TO BE DONE |
Print the entries below in their entirety, exactly as they are written.

>> START

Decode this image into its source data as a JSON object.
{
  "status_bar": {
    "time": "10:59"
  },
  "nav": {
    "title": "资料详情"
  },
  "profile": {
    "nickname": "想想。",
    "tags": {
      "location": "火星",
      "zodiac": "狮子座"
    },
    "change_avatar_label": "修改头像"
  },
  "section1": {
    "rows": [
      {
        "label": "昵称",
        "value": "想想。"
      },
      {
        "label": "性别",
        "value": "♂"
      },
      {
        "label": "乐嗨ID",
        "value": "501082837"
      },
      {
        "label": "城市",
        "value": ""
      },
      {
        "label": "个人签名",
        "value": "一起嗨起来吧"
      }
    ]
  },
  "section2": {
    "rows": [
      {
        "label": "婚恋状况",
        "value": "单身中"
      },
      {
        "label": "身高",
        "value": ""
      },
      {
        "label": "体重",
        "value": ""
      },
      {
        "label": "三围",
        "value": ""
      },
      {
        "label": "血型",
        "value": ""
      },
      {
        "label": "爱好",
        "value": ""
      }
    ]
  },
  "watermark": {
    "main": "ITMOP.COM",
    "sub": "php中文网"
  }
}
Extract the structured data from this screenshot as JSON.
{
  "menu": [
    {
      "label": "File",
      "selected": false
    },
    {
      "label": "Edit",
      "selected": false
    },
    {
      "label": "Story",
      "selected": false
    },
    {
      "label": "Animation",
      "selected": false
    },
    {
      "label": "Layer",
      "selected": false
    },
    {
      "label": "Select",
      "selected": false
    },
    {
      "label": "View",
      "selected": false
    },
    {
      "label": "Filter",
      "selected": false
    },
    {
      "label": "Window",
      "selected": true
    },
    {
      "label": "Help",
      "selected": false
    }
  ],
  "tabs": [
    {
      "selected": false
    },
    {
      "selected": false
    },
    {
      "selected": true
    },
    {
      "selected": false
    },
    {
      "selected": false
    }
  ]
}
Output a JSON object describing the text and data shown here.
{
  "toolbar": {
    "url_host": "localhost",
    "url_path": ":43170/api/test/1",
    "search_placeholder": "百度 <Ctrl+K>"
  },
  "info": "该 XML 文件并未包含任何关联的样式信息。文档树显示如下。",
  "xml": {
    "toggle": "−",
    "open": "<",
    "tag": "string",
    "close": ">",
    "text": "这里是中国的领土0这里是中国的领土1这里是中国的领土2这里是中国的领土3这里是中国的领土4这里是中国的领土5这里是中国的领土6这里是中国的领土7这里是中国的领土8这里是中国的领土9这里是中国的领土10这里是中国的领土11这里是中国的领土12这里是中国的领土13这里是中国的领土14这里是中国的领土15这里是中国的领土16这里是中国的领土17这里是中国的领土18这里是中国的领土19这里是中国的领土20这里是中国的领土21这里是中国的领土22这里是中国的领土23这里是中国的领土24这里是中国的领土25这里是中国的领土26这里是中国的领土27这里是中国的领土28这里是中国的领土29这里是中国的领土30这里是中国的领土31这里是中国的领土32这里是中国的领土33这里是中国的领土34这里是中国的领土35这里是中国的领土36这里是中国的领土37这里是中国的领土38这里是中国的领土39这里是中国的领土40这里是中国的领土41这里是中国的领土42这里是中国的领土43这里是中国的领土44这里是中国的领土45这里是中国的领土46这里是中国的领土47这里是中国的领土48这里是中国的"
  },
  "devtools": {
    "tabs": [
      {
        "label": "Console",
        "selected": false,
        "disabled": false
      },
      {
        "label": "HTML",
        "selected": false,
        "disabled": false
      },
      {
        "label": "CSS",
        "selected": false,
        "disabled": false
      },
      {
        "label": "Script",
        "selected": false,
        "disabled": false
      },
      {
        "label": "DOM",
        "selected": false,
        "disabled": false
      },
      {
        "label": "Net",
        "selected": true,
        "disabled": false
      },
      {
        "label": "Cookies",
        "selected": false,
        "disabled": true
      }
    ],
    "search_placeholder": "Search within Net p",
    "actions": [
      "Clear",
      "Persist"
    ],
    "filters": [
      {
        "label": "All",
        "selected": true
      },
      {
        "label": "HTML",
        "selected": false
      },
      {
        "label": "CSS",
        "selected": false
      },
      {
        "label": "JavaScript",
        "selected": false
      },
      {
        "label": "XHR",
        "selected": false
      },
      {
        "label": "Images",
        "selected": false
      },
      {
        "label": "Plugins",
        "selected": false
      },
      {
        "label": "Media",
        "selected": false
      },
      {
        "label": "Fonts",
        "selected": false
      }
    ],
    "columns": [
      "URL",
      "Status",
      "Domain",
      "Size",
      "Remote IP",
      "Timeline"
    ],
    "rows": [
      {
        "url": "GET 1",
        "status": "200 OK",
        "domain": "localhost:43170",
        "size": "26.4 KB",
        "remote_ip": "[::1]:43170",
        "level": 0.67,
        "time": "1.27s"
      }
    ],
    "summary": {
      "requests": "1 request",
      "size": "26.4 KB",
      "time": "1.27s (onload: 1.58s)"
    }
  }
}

>> END

ANSWER FOR THIS EXERCISE |
Decode this image into its source data as a JSON object.
{
  "status_bar": {
    "time": "10:59"
  },
  "nav": {
    "title": "资料详情"
  },
  "profile": {
    "nickname": "想想。",
    "tags": {
      "location": "火星",
      "zodiac": "狮子座"
    },
    "change_avatar_label": "修改头像"
  },
  "section1": {
    "rows": [
      {
        "label": "昵称",
        "value": "想想。"
      },
      {
        "label": "性别",
        "value": "♂"
      },
      {
        "label": "乐嗨ID",
        "value": "501082837"
      },
      {
        "label": "城市",
        "value": ""
      },
      {
        "label": "个人签名",
        "value": "一起嗨起来吧"
      }
    ]
  },
  "section2": {
    "rows": [
      {
        "label": "婚恋状况",
        "value": "单身中"
      },
      {
        "label": "身高",
        "value": ""
      },
      {
        "label": "体重",
        "value": ""
      },
      {
        "label": "三围",
        "value": ""
      },
      {
        "label": "血型",
        "value": ""
      },
      {
        "label": "爱好",
        "value": ""
      }
    ]
  },
  "watermark": {
    "main": "ITMOP.COM",
    "sub": "php中文网"
  }
}
Extract the structured data from this screenshot as JSON.
{
  "menu": [
    {
      "label": "File",
      "selected": false
    },
    {
      "label": "Edit",
      "selected": false
    },
    {
      "label": "Story",
      "selected": false
    },
    {
      "label": "Animation",
      "selected": false
    },
    {
      "label": "Layer",
      "selected": false
    },
    {
      "label": "Select",
      "selected": false
    },
    {
      "label": "View",
      "selected": false
    },
    {
      "label": "Filter",
      "selected": false
    },
    {
      "label": "Window",
      "selected": true
    },
    {
      "label": "Help",
      "selected": false
    }
  ],
  "tabs": [
    {
      "selected": false
    },
    {
      "selected": false
    },
    {
      "selected": true
    },
    {
      "selected": false
    },
    {
      "selected": false
    }
  ]
}
Output a JSON object describing the text and data shown here.
{
  "toolbar": {
    "url_host": "localhost",
    "url_path": ":43170/api/test/1",
    "search_placeholder": "百度 <Ctrl+K>"
  },
  "info": "该 XML 文件并未包含任何关联的样式信息。文档树显示如下。",
  "xml": {
    "toggle": "−",
    "open": "<",
    "tag": "string",
    "close": ">",
    "text": "这里是中国的领土0这里是中国的领土1这里是中国的领土2这里是中国的领土3这里是中国的领土4这里是中国的领土5这里是中国的领土6这里是中国的领土7这里是中国的领土8这里是中国的领土9这里是中国的领土10这里是中国的领土11这里是中国的领土12这里是中国的领土13这里是中国的领土14这里是中国的领土15这里是中国的领土16这里是中国的领土17这里是中国的领土18这里是中国的领土19这里是中国的领土20这里是中国的领土21这里是中国的领土22这里是中国的领土23这里是中国的领土24这里是中国的领土25这里是中国的领土26这里是中国的领土27这里是中国的领土28这里是中国的领土29这里是中国的领土30这里是中国的领土31这里是中国的领土32这里是中国的领土33这里是中国的领土34这里是中国的领土35这里是中国的领土36这里是中国的领土37这里是中国的领土38这里是中国的领土39这里是中国的领土40这里是中国的领土41这里是中国的领土42这里是中国的领土43这里是中国的领土44这里是中国的领土45这里是中国的领土46这里是中国的领土47这里是中国的领土48这里是中国的"
  },
  "devtools": {
    "tabs": [
      {
        "label": "Console",
        "selected": false,
        "disabled": false
      },
      {
        "label": "HTML",
        "selected": false,
        "disabled": false
      },
      {
        "label": "CSS",
        "selected": false,
        "disabled": false
      },
      {
        "label": "Script",
        "selected": false,
        "disabled": false
      },
      {
        "label": "DOM",
        "selected": false,
        "disabled": false
      },
      {
        "label": "Net",
        "selected": true,
        "disabled": false
      },
      {
        "label": "Cookies",
        "selected": false,
        "disabled": true
      }
    ],
    "search_placeholder": "Search within Net p",
    "actions": [
      "Clear",
      "Persist"
    ],
    "filters": [
      {
        "label": "All",
        "selected": true
      },
      {
        "label": "HTML",
        "selected": false
      },
      {
        "label": "CSS",
        "selected": false
      },
      {
        "label": "JavaScript",
        "selected": false
      },
      {
        "label": "XHR",
        "selected": false
      },
      {
        "label": "Images",
        "selected": false
      },
      {
        "label": "Plugins",
        "selected": false
      },
      {
        "label": "Media",
        "selected": false
      },
      {
        "label": "Fonts",
        "selected": false
      }
    ],
    "columns": [
      "URL",
      "Status",
      "Domain",
      "Size",
      "Remote IP",
      "Timeline"
    ],
    "rows": [
      {
        "url": "GET 1",
        "status": "200 OK",
        "domain": "localhost:43170",
        "size": "26.4 KB",
        "remote_ip": "[::1]:43170",
        "level": 0.67,
        "time": "1.27s"
      }
    ],
    "summary": {
      "requests": "1 request",
      "size": "26.4 KB",
      "time": "1.27s (onload: 1.58s)"
    }
  }
}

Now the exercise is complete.